▶ _WHAT YOU ARE ASKED TO DO_
Update the text on depressive symptoms after AMI by writing it out again, starting with "The ROC curve" and going on through "symptoms (Fig. 1).", with "moderate" in place of "moderately good".

▶ _EXTRACT TO READ_

The ROC curve for the logistic regression model predicting depressive symptoms in AMI patients showed an area under the curve of 0.79, indicating that the included variables have a moderately good predictive capacity for distinguishing between individuals with and without depressive symptoms (Fig. 1).
This study identified key factors associated with depressive symptoms in patients with AMI, revealing a notably low prevalence of depressive symptoms compared to global reports by the World Health Organization. A significant association between female sex and depressive symptoms was observed, indicating that women with AMI are at a higher risk of developing depressive symptoms. These findings align with previous research documenting a higher prevalence among women, irrespective of their medical conditions.4,5
Additionally, the analysis of comorbidities highlighted a significant link between hypertension and depressive symptoms. This association supports existing research suggesting that hypertension can act as both a precursor and a consequence of depression.6 Recent studies have explored underlying mechanisms, such as a sustained sympathetic response leading to increased blood pressure, which persists up to 6 months post-AMI. This connection underscores the need for personalized and effective intervention strategies that address both conditions concurrently.4
However, despite the Zung scale being a validated tool, its ability to fully capture the range of depressive symptoms in AMI patients may be limited, potentially contributing to the lower-than-expected prevalence observed in our sample. Moreover, the study's cross-sectional design restricts our capacity to assess the persistence of depressive symptoms over time, making it difficult to distinguish between preexisting depression, transient depressive symptoms during the acute phase of AMI, and post-AMI depression. The lack of detailed psychiatric history and short-term follow-up further hampers the interpretation of depressive symptoms as a comorbidity or prognostic factor. Additionally, the associations between depressive symptoms and clinical factors, such as Killip class II but not III or IV, may reflect sample-specific characteristics or methodological limitations. Future research should aim to address these limitations by incorporating longitudinal designs and more comprehensive psychiatric assessments better to elucidate the role of depression in AMI patients and enhance the generalizability of the findings.

▶ _Document layout analysis data_

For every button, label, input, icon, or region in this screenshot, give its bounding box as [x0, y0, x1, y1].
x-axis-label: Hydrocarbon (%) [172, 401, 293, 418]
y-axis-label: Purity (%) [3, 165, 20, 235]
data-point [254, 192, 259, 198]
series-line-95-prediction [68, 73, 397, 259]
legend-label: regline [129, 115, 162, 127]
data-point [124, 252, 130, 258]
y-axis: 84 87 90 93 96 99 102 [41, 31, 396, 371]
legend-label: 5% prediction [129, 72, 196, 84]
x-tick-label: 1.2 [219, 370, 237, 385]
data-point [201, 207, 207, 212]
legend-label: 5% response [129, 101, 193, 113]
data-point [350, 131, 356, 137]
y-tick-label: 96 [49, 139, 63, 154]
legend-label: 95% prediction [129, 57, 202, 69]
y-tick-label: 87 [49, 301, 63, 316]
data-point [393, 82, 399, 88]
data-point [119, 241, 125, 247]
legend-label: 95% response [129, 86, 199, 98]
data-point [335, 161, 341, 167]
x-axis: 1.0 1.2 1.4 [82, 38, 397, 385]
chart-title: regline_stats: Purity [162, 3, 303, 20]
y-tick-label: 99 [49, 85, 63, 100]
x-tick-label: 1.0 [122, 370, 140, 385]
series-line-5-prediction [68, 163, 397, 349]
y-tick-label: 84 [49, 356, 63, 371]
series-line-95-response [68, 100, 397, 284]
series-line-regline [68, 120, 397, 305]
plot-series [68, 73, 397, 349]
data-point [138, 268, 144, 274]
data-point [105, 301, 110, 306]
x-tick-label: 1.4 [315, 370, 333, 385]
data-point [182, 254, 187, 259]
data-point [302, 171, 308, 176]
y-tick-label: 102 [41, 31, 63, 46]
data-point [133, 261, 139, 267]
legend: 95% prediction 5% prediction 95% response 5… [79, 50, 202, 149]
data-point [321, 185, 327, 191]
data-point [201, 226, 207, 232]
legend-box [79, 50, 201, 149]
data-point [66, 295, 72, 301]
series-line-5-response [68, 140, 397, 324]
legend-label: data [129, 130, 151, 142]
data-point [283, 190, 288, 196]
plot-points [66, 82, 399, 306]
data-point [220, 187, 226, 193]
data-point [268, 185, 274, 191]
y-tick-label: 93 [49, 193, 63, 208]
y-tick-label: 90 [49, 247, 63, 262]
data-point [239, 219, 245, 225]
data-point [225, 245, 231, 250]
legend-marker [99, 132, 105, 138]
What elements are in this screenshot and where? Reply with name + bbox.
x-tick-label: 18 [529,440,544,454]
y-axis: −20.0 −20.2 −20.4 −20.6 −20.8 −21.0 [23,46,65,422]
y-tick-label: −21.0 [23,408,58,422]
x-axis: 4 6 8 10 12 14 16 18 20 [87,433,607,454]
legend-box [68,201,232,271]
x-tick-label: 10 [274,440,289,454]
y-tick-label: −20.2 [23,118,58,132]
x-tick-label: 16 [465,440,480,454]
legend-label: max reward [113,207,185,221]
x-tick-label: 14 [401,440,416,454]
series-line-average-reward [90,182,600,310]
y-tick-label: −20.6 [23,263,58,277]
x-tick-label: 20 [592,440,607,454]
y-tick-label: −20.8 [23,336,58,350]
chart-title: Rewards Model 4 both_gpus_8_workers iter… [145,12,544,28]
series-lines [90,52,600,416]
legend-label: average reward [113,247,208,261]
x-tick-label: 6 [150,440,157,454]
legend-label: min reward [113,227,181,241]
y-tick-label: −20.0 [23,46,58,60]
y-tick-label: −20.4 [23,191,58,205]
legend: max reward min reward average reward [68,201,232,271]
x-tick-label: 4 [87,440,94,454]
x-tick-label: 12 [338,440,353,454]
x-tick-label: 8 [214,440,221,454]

▶ _WRITTEN SOLUTION_
The ROC curve for the logistic regression model predicting depressive symptoms in AMI patients showed an area under the curve of 0.79, indicating that the included variables have a moderate predictive capacity for distinguishing between individuals with and without depressive symptoms (Fig. 1).